EXCERPTED RECORDS ::

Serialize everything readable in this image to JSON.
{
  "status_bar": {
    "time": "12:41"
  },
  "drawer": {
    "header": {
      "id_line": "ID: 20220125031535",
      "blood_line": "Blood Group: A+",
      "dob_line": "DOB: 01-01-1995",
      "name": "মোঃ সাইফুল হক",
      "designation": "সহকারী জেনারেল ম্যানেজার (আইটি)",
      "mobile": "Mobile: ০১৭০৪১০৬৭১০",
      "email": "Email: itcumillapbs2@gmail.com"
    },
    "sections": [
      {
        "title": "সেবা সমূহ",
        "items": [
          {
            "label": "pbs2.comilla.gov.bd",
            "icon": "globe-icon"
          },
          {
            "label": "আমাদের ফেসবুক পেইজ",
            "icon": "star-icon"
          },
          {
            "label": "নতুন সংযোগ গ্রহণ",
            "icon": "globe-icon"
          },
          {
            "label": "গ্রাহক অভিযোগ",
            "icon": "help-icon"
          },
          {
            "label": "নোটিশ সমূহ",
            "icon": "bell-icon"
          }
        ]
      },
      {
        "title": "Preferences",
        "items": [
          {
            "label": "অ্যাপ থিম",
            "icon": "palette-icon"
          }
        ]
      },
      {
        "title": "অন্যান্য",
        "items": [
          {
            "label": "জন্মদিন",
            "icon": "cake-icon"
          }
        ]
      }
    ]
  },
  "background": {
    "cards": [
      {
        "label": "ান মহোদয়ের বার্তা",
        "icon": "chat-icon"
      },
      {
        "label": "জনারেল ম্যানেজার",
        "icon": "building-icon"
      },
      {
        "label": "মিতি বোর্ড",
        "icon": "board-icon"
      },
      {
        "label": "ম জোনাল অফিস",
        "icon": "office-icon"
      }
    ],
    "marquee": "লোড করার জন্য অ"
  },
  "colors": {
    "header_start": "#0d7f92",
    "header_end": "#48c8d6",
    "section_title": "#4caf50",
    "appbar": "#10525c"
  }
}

CHALLENGE ::
Output the whole listing above again, word for word.

REPLY ::
Serialize everything readable in this image to JSON.
{
  "status_bar": {
    "time": "12:41"
  },
  "drawer": {
    "header": {
      "id_line": "ID: 20220125031535",
      "blood_line": "Blood Group: A+",
      "dob_line": "DOB: 01-01-1995",
      "name": "মোঃ সাইফুল হক",
      "designation": "সহকারী জেনারেল ম্যানেজার (আইটি)",
      "mobile": "Mobile: ০১৭০৪১০৬৭১০",
      "email": "Email: itcumillapbs2@gmail.com"
    },
    "sections": [
      {
        "title": "সেবা সমূহ",
        "items": [
          {
            "label": "pbs2.comilla.gov.bd",
            "icon": "globe-icon"
          },
          {
            "label": "আমাদের ফেসবুক পেইজ",
            "icon": "star-icon"
          },
          {
            "label": "নতুন সংযোগ গ্রহণ",
            "icon": "globe-icon"
          },
          {
            "label": "গ্রাহক অভিযোগ",
            "icon": "help-icon"
          },
          {
            "label": "নোটিশ সমূহ",
            "icon": "bell-icon"
          }
        ]
      },
      {
        "title": "Preferences",
        "items": [
          {
            "label": "অ্যাপ থিম",
            "icon": "palette-icon"
          }
        ]
      },
      {
        "title": "অন্যান্য",
        "items": [
          {
            "label": "জন্মদিন",
            "icon": "cake-icon"
          }
        ]
      }
    ]
  },
  "background": {
    "cards": [
      {
        "label": "ান মহোদয়ের বার্তা",
        "icon": "chat-icon"
      },
      {
        "label": "জনারেল ম্যানেজার",
        "icon": "building-icon"
      },
      {
        "label": "মিতি বোর্ড",
        "icon": "board-icon"
      },
      {
        "label": "ম জোনাল অফিস",
        "icon": "office-icon"
      }
    ],
    "marquee": "লোড করার জন্য অ"
  },
  "colors": {
    "header_start": "#0d7f92",
    "header_end": "#48c8d6",
    "section_title": "#4caf50",
    "appbar": "#10525c"
  }
}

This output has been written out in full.